**Given task:** Count every line of these entries that holds the word "Most", and reply with the number only.

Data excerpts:
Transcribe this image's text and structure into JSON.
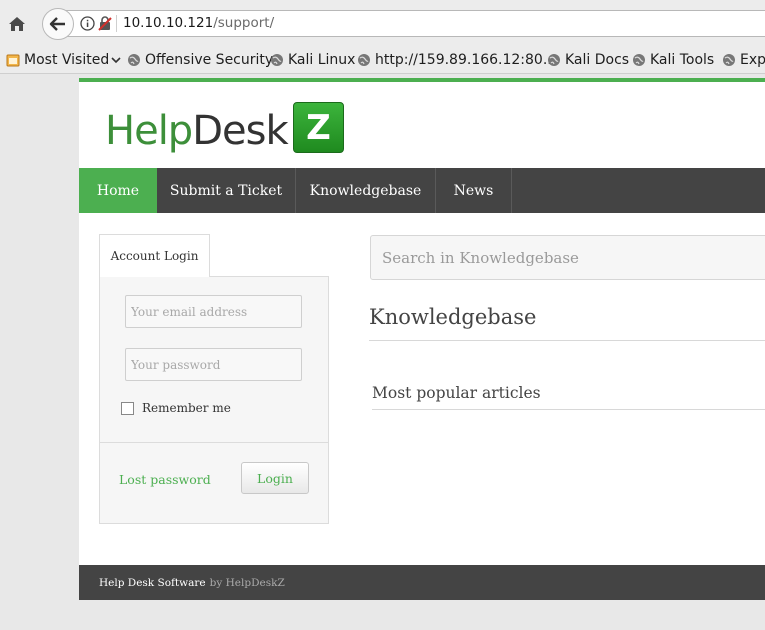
{
  "browser": {
    "url_host": "10.10.10.121",
    "url_path": "/support/",
    "bookmarks": [
      {
        "label": "Most Visited",
        "icon": "folder-icon"
      },
      {
        "label": "Offensive Security",
        "icon": "globe-icon"
      },
      {
        "label": "Kali Linux",
        "icon": "globe-icon"
      },
      {
        "label": "http://159.89.166.12:80...",
        "icon": "globe-icon"
      },
      {
        "label": "Kali Docs",
        "icon": "globe-icon"
      },
      {
        "label": "Kali Tools",
        "icon": "globe-icon"
      },
      {
        "label": "Expl",
        "icon": "globe-icon"
      }
    ]
  },
  "site": {
    "logo": {
      "help": "Help",
      "desk": "Desk",
      "z": "Z"
    },
    "nav": [
      "Home",
      "Submit a Ticket",
      "Knowledgebase",
      "News"
    ],
    "colors": {
      "accent": "#4caf50",
      "nav_bg": "#444444"
    }
  },
  "login": {
    "tab_label": "Account Login",
    "email_placeholder": "Your email address",
    "password_placeholder": "Your password",
    "remember_label": "Remember me",
    "lost_password": "Lost password",
    "login_button": "Login"
  },
  "knowledgebase": {
    "search_placeholder": "Search in Knowledgebase",
    "title": "Knowledgebase",
    "popular_title": "Most popular articles"
  },
  "footer": {
    "software": "Help Desk Software",
    "by": "by HelpDeskZ"
  }
}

**Solution to this problem:** 2